*Dataset items*:
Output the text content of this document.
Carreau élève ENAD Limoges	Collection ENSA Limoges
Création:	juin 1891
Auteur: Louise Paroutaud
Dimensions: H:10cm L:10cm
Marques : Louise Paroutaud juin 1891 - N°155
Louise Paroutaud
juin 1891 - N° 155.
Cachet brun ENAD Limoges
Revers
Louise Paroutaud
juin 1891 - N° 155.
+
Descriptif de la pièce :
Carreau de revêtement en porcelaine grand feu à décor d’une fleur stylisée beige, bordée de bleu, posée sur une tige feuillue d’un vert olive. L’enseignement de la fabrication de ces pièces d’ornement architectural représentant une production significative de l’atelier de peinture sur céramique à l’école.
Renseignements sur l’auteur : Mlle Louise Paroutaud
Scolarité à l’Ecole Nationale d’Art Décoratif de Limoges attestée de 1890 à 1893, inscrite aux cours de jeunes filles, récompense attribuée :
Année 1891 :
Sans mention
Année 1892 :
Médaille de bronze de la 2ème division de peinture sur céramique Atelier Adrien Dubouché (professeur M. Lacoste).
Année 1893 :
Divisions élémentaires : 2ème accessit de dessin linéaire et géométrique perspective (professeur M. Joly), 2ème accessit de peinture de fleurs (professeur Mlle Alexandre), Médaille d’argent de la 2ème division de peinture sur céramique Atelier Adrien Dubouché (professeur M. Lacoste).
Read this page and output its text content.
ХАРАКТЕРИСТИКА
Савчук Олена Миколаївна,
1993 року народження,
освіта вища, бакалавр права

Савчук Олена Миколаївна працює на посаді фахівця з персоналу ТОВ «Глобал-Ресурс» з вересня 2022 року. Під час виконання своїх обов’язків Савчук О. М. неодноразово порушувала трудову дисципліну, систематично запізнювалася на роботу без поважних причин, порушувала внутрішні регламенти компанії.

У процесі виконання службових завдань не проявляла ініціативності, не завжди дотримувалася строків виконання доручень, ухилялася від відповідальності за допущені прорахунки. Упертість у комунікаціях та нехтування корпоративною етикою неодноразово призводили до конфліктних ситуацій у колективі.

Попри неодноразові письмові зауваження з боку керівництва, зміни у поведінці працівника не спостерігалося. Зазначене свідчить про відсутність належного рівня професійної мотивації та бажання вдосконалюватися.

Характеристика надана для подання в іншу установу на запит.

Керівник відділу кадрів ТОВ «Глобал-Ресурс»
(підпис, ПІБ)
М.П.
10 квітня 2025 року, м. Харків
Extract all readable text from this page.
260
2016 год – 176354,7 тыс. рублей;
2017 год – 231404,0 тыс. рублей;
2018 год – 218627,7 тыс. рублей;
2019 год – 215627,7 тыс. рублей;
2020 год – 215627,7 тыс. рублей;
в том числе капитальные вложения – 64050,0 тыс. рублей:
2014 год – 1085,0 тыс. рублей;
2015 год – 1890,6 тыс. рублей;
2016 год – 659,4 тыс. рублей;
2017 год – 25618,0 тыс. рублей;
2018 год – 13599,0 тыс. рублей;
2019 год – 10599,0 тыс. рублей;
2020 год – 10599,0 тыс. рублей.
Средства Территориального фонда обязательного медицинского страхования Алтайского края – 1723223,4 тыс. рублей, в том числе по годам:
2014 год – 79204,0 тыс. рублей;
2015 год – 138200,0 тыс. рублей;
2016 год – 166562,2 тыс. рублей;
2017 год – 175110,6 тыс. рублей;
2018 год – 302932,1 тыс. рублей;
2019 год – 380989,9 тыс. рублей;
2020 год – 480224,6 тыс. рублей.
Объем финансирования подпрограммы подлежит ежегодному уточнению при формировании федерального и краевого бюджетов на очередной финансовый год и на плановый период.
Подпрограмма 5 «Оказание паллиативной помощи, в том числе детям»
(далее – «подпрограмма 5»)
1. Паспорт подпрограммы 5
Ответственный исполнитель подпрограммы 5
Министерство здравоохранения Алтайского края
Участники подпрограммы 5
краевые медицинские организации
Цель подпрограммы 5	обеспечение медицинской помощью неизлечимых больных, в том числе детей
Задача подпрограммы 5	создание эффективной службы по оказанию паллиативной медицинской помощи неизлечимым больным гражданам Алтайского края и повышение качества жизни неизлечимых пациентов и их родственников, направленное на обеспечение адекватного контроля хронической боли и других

*WRITTEN TASK*: Output the records exactly, including every line.

*REPLY*:
Output the text content of this document.
Carreau élève ENAD Limoges	Collection ENSA Limoges
Création:	juin 1891
Auteur: Louise Paroutaud
Dimensions: H:10cm L:10cm
Marques : Louise Paroutaud juin 1891 - N°155
Louise Paroutaud
juin 1891 - N° 155.
Cachet brun ENAD Limoges
Revers
Louise Paroutaud
juin 1891 - N° 155.
+
Descriptif de la pièce :
Carreau de revêtement en porcelaine grand feu à décor d’une fleur stylisée beige, bordée de bleu, posée sur une tige feuillue d’un vert olive. L’enseignement de la fabrication de ces pièces d’ornement architectural représentant une production significative de l’atelier de peinture sur céramique à l’école.
Renseignements sur l’auteur : Mlle Louise Paroutaud
Scolarité à l’Ecole Nationale d’Art Décoratif de Limoges attestée de 1890 à 1893, inscrite aux cours de jeunes filles, récompense attribuée :
Année 1891 :
Sans mention
Année 1892 :
Médaille de bronze de la 2ème division de peinture sur céramique Atelier Adrien Dubouché (professeur M. Lacoste).
Année 1893 :
Divisions élémentaires : 2ème accessit de dessin linéaire et géométrique perspective (professeur M. Joly), 2ème accessit de peinture de fleurs (professeur Mlle Alexandre), Médaille d’argent de la 2ème division de peinture sur céramique Atelier Adrien Dubouché (professeur M. Lacoste).
Read this page and output its text content.
ХАРАКТЕРИСТИКА
Савчук Олена Миколаївна,
1993 року народження,
освіта вища, бакалавр права

Савчук Олена Миколаївна працює на посаді фахівця з персоналу ТОВ «Глобал-Ресурс» з вересня 2022 року. Під час виконання своїх обов’язків Савчук О. М. неодноразово порушувала трудову дисципліну, систематично запізнювалася на роботу без поважних причин, порушувала внутрішні регламенти компанії.

У процесі виконання службових завдань не проявляла ініціативності, не завжди дотримувалася строків виконання доручень, ухилялася від відповідальності за допущені прорахунки. Упертість у комунікаціях та нехтування корпоративною етикою неодноразово призводили до конфліктних ситуацій у колективі.

Попри неодноразові письмові зауваження з боку керівництва, зміни у поведінці працівника не спостерігалося. Зазначене свідчить про відсутність належного рівня професійної мотивації та бажання вдосконалюватися.

Характеристика надана для подання в іншу установу на запит.

Керівник відділу кадрів ТОВ «Глобал-Ресурс»
(підпис, ПІБ)
М.П.
10 квітня 2025 року, м. Харків
Extract all readable text from this page.
260
2016 год – 176354,7 тыс. рублей;
2017 год – 231404,0 тыс. рублей;
2018 год – 218627,7 тыс. рублей;
2019 год – 215627,7 тыс. рублей;
2020 год – 215627,7 тыс. рублей;
в том числе капитальные вложения – 64050,0 тыс. рублей:
2014 год – 1085,0 тыс. рублей;
2015 год – 1890,6 тыс. рублей;
2016 год – 659,4 тыс. рублей;
2017 год – 25618,0 тыс. рублей;
2018 год – 13599,0 тыс. рублей;
2019 год – 10599,0 тыс. рублей;
2020 год – 10599,0 тыс. рублей.
Средства Территориального фонда обязательного медицинского страхования Алтайского края – 1723223,4 тыс. рублей, в том числе по годам:
2014 год – 79204,0 тыс. рублей;
2015 год – 138200,0 тыс. рублей;
2016 год – 166562,2 тыс. рублей;
2017 год – 175110,6 тыс. рублей;
2018 год – 302932,1 тыс. рублей;
2019 год – 380989,9 тыс. рублей;
2020 год – 480224,6 тыс. рублей.
Объем финансирования подпрограммы подлежит ежегодному уточнению при формировании федерального и краевого бюджетов на очередной финансовый год и на плановый период.
Подпрограмма 5 «Оказание паллиативной помощи, в том числе детям»
(далее – «подпрограмма 5»)
1. Паспорт подпрограммы 5
Ответственный исполнитель подпрограммы 5
Министерство здравоохранения Алтайского края
Участники подпрограммы 5
краевые медицинские организации
Цель подпрограммы 5	обеспечение медицинской помощью неизлечимых больных, в том числе детей
Задача подпрограммы 5	создание эффективной службы по оказанию паллиативной медицинской помощи неизлечимым больным гражданам Алтайского края и повышение качества жизни неизлечимых пациентов и их родственников, направленное на обеспечение адекватного контроля хронической боли и других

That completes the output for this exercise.